[EXERCISE]: Output every entry exactly, from the first line to the last.

A block of data
------------------------------------

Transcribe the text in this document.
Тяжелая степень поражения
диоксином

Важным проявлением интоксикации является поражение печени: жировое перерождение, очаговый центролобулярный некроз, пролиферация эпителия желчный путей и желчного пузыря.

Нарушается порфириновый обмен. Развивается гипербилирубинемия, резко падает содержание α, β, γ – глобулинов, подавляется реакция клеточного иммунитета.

------------------------------------

[FULL SOLUTION]:
Transcribe the text in this document.
Тяжелая степень поражения
диоксином

Важным проявлением интоксикации является поражение печени: жировое перерождение, очаговый центролобулярный некроз, пролиферация эпителия желчный путей и желчного пузыря.

Нарушается порфириновый обмен. Развивается гипербилирубинемия, резко падает содержание α, β, γ – глобулинов, подавляется реакция клеточного иммунитета.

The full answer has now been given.